Available records

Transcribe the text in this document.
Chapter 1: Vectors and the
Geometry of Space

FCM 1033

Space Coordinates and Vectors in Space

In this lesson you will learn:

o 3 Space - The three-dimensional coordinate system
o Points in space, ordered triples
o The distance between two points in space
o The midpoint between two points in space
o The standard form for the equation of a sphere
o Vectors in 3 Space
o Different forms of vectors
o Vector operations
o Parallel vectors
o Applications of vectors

Instruction
Give the complete listing a second time, exactly as it reads.

Task answer
Transcribe the text in this document.
Chapter 1: Vectors and the
Geometry of Space

FCM 1033

Space Coordinates and Vectors in Space

In this lesson you will learn:

o 3 Space - The three-dimensional coordinate system
o Points in space, ordered triples
o The distance between two points in space
o The midpoint between two points in space
o The standard form for the equation of a sphere
o Vectors in 3 Space
o Different forms of vectors
o Vector operations
o Parallel vectors
o Applications of vectors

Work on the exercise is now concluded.